**Task objective:** Copy every entry exactly.

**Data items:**
++++

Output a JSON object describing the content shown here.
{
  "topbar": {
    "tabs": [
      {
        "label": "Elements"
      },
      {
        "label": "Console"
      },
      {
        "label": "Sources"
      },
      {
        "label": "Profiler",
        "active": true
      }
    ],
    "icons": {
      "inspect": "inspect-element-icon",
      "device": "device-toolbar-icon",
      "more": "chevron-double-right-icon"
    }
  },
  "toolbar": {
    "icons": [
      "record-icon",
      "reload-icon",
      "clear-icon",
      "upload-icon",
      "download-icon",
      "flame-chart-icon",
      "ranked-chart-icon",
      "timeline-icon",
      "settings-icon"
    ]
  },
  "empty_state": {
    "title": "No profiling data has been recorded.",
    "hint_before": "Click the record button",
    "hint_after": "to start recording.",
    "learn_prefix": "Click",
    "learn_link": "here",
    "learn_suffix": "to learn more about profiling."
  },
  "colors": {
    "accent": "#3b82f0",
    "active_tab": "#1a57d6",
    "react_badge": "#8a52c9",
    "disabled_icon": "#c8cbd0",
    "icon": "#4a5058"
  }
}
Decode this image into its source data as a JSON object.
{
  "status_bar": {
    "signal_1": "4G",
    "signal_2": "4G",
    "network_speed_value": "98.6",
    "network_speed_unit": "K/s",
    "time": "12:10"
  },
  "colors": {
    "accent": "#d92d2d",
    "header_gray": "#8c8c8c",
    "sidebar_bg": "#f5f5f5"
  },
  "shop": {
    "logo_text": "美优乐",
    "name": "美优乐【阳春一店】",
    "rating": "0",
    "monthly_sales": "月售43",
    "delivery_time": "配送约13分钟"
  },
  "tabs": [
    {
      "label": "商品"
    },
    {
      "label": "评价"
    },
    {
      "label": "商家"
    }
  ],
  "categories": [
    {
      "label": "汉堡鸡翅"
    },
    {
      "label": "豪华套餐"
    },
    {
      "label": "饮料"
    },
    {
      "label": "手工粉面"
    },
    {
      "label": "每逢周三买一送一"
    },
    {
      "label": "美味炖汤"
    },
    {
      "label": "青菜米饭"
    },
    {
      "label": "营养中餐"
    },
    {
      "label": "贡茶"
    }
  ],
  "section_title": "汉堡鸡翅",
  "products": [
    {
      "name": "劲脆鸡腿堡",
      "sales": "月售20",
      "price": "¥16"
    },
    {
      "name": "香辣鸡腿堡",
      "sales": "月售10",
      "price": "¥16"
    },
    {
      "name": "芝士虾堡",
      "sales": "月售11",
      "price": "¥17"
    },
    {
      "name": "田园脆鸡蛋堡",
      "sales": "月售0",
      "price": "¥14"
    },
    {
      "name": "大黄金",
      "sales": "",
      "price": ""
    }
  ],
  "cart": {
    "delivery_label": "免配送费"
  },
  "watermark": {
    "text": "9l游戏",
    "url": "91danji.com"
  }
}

++++

**Output for this exercise:**
Output a JSON object describing the content shown here.
{
  "topbar": {
    "tabs": [
      {
        "label": "Elements"
      },
      {
        "label": "Console"
      },
      {
        "label": "Sources"
      },
      {
        "label": "Profiler",
        "active": true
      }
    ],
    "icons": {
      "inspect": "inspect-element-icon",
      "device": "device-toolbar-icon",
      "more": "chevron-double-right-icon"
    }
  },
  "toolbar": {
    "icons": [
      "record-icon",
      "reload-icon",
      "clear-icon",
      "upload-icon",
      "download-icon",
      "flame-chart-icon",
      "ranked-chart-icon",
      "timeline-icon",
      "settings-icon"
    ]
  },
  "empty_state": {
    "title": "No profiling data has been recorded.",
    "hint_before": "Click the record button",
    "hint_after": "to start recording.",
    "learn_prefix": "Click",
    "learn_link": "here",
    "learn_suffix": "to learn more about profiling."
  },
  "colors": {
    "accent": "#3b82f0",
    "active_tab": "#1a57d6",
    "react_badge": "#8a52c9",
    "disabled_icon": "#c8cbd0",
    "icon": "#4a5058"
  }
}
Decode this image into its source data as a JSON object.
{
  "status_bar": {
    "signal_1": "4G",
    "signal_2": "4G",
    "network_speed_value": "98.6",
    "network_speed_unit": "K/s",
    "time": "12:10"
  },
  "colors": {
    "accent": "#d92d2d",
    "header_gray": "#8c8c8c",
    "sidebar_bg": "#f5f5f5"
  },
  "shop": {
    "logo_text": "美优乐",
    "name": "美优乐【阳春一店】",
    "rating": "0",
    "monthly_sales": "月售43",
    "delivery_time": "配送约13分钟"
  },
  "tabs": [
    {
      "label": "商品"
    },
    {
      "label": "评价"
    },
    {
      "label": "商家"
    }
  ],
  "categories": [
    {
      "label": "汉堡鸡翅"
    },
    {
      "label": "豪华套餐"
    },
    {
      "label": "饮料"
    },
    {
      "label": "手工粉面"
    },
    {
      "label": "每逢周三买一送一"
    },
    {
      "label": "美味炖汤"
    },
    {
      "label": "青菜米饭"
    },
    {
      "label": "营养中餐"
    },
    {
      "label": "贡茶"
    }
  ],
  "section_title": "汉堡鸡翅",
  "products": [
    {
      "name": "劲脆鸡腿堡",
      "sales": "月售20",
      "price": "¥16"
    },
    {
      "name": "香辣鸡腿堡",
      "sales": "月售10",
      "price": "¥16"
    },
    {
      "name": "芝士虾堡",
      "sales": "月售11",
      "price": "¥17"
    },
    {
      "name": "田园脆鸡蛋堡",
      "sales": "月售0",
      "price": "¥14"
    },
    {
      "name": "大黄金",
      "sales": "",
      "price": ""
    }
  ],
  "cart": {
    "delivery_label": "免配送费"
  },
  "watermark": {
    "text": "9l游戏",
    "url": "91danji.com"
  }
}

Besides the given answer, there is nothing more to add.